**HOW TO COMPLETE THIS TASK**
Print the listing exactly.

**MATERIAL FOR THE TASK**
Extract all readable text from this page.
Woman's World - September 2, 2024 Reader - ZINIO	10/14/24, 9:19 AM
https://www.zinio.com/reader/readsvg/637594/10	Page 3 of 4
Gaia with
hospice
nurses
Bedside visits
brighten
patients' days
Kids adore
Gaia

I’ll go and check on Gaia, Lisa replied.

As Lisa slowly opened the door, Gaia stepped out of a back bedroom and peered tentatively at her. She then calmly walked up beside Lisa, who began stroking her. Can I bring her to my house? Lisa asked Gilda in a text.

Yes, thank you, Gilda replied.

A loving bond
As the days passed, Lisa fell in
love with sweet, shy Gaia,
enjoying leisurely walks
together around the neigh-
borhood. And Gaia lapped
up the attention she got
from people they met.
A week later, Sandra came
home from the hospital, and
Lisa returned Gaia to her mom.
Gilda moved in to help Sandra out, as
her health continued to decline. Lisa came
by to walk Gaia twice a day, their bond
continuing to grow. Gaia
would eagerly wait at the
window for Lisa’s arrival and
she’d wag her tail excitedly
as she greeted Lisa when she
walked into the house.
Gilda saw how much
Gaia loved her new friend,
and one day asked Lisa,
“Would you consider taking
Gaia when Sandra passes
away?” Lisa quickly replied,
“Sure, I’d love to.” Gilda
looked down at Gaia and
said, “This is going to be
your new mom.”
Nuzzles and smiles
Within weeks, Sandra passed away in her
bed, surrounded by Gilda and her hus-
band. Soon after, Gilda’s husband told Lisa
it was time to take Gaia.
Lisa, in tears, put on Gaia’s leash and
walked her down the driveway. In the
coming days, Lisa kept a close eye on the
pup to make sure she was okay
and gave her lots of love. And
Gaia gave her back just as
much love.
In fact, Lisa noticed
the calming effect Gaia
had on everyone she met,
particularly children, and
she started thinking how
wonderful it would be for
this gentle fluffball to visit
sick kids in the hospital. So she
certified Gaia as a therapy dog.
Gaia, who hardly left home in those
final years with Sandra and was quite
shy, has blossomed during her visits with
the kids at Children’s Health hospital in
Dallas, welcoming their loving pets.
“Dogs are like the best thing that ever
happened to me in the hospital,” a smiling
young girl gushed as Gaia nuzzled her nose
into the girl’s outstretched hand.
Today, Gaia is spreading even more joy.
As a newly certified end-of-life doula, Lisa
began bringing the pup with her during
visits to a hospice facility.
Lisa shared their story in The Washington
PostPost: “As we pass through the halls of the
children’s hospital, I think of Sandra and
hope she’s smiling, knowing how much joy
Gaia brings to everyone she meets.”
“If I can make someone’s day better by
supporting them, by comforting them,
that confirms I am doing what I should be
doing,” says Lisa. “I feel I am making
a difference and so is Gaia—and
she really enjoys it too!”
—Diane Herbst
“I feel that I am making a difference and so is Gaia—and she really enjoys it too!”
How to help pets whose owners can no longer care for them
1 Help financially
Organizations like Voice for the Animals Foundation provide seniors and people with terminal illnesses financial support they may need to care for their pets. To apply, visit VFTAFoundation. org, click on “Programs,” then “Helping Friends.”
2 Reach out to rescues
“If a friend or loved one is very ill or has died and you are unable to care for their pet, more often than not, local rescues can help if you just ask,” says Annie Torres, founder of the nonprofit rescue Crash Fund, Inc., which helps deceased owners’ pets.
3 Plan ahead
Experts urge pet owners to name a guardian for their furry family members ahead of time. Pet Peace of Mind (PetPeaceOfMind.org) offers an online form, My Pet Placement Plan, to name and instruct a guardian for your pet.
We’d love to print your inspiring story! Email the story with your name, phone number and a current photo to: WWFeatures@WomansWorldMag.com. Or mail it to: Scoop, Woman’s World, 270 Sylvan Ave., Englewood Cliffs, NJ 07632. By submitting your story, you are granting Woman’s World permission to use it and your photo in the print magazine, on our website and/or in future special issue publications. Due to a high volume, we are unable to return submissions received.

**RESPONSE TO THIS EXERCISE**
Extract all readable text from this page.
Woman's World - September 2, 2024 Reader - ZINIO	10/14/24, 9:19 AM
https://www.zinio.com/reader/readsvg/637594/10	Page 3 of 4
Gaia with
hospice
nurses
Bedside visits
brighten
patients' days
Kids adore
Gaia

I’ll go and check on Gaia, Lisa replied.

As Lisa slowly opened the door, Gaia stepped out of a back bedroom and peered tentatively at her. She then calmly walked up beside Lisa, who began stroking her. Can I bring her to my house? Lisa asked Gilda in a text.

Yes, thank you, Gilda replied.

A loving bond
As the days passed, Lisa fell in
love with sweet, shy Gaia,
enjoying leisurely walks
together around the neigh-
borhood. And Gaia lapped
up the attention she got
from people they met.
A week later, Sandra came
home from the hospital, and
Lisa returned Gaia to her mom.
Gilda moved in to help Sandra out, as
her health continued to decline. Lisa came
by to walk Gaia twice a day, their bond
continuing to grow. Gaia
would eagerly wait at the
window for Lisa’s arrival and
she’d wag her tail excitedly
as she greeted Lisa when she
walked into the house.
Gilda saw how much
Gaia loved her new friend,
and one day asked Lisa,
“Would you consider taking
Gaia when Sandra passes
away?” Lisa quickly replied,
“Sure, I’d love to.” Gilda
looked down at Gaia and
said, “This is going to be
your new mom.”
Nuzzles and smiles
Within weeks, Sandra passed away in her
bed, surrounded by Gilda and her hus-
band. Soon after, Gilda’s husband told Lisa
it was time to take Gaia.
Lisa, in tears, put on Gaia’s leash and
walked her down the driveway. In the
coming days, Lisa kept a close eye on the
pup to make sure she was okay
and gave her lots of love. And
Gaia gave her back just as
much love.
In fact, Lisa noticed
the calming effect Gaia
had on everyone she met,
particularly children, and
she started thinking how
wonderful it would be for
this gentle fluffball to visit
sick kids in the hospital. So she
certified Gaia as a therapy dog.
Gaia, who hardly left home in those
final years with Sandra and was quite
shy, has blossomed during her visits with
the kids at Children’s Health hospital in
Dallas, welcoming their loving pets.
“Dogs are like the best thing that ever
happened to me in the hospital,” a smiling
young girl gushed as Gaia nuzzled her nose
into the girl’s outstretched hand.
Today, Gaia is spreading even more joy.
As a newly certified end-of-life doula, Lisa
began bringing the pup with her during
visits to a hospice facility.
Lisa shared their story in The Washington
PostPost: “As we pass through the halls of the
children’s hospital, I think of Sandra and
hope she’s smiling, knowing how much joy
Gaia brings to everyone she meets.”
“If I can make someone’s day better by
supporting them, by comforting them,
that confirms I am doing what I should be
doing,” says Lisa. “I feel I am making
a difference and so is Gaia—and
she really enjoys it too!”
—Diane Herbst
“I feel that I am making a difference and so is Gaia—and she really enjoys it too!”
How to help pets whose owners can no longer care for them
1 Help financially
Organizations like Voice for the Animals Foundation provide seniors and people with terminal illnesses financial support they may need to care for their pets. To apply, visit VFTAFoundation. org, click on “Programs,” then “Helping Friends.”
2 Reach out to rescues
“If a friend or loved one is very ill or has died and you are unable to care for their pet, more often than not, local rescues can help if you just ask,” says Annie Torres, founder of the nonprofit rescue Crash Fund, Inc., which helps deceased owners’ pets.
3 Plan ahead
Experts urge pet owners to name a guardian for their furry family members ahead of time. Pet Peace of Mind (PetPeaceOfMind.org) offers an online form, My Pet Placement Plan, to name and instruct a guardian for your pet.
We’d love to print your inspiring story! Email the story with your name, phone number and a current photo to: WWFeatures@WomansWorldMag.com. Or mail it to: Scoop, Woman’s World, 270 Sylvan Ave., Englewood Cliffs, NJ 07632. By submitting your story, you are granting Woman’s World permission to use it and your photo in the print magazine, on our website and/or in future special issue publications. Due to a high volume, we are unable to return submissions received.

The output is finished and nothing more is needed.